## Goal of the exercise
Only a number is required: how many lines of the material contain the word "balance"?

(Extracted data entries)
┄┄┄┄┄┄

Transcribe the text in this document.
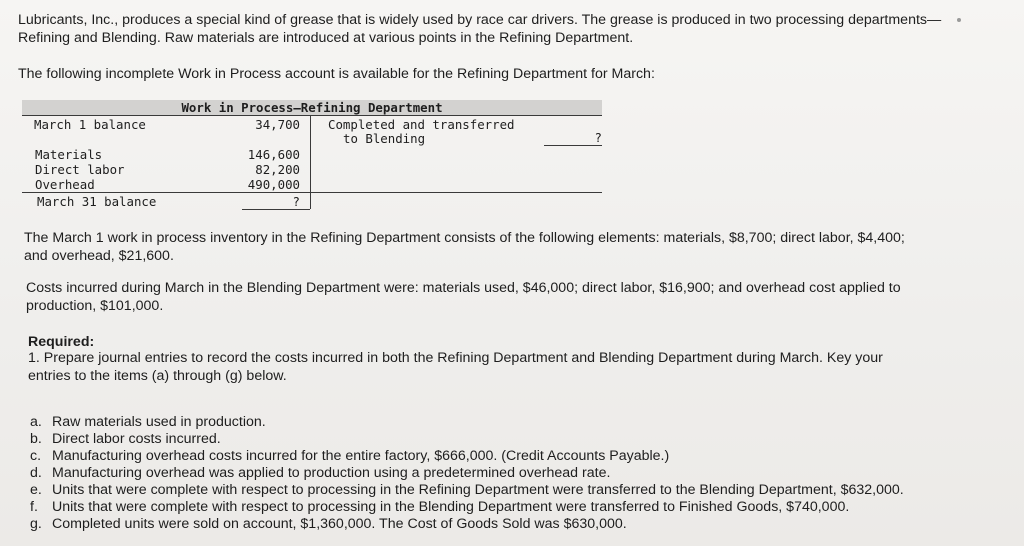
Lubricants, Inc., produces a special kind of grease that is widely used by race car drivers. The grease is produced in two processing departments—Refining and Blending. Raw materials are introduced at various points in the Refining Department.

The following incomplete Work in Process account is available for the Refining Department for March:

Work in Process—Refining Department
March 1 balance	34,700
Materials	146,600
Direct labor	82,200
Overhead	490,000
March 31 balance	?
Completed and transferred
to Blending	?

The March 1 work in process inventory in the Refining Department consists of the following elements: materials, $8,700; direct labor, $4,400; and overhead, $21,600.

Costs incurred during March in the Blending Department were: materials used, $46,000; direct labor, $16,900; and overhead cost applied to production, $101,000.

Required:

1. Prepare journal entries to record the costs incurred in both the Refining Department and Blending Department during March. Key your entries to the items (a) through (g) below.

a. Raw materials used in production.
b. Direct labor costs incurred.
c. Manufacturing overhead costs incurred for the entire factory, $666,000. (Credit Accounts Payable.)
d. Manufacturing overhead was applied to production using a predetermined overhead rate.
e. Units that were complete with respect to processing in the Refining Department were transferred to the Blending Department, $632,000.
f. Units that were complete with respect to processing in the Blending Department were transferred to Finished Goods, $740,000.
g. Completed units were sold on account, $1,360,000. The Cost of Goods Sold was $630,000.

┄┄┄┄┄┄

## Exercise solution
2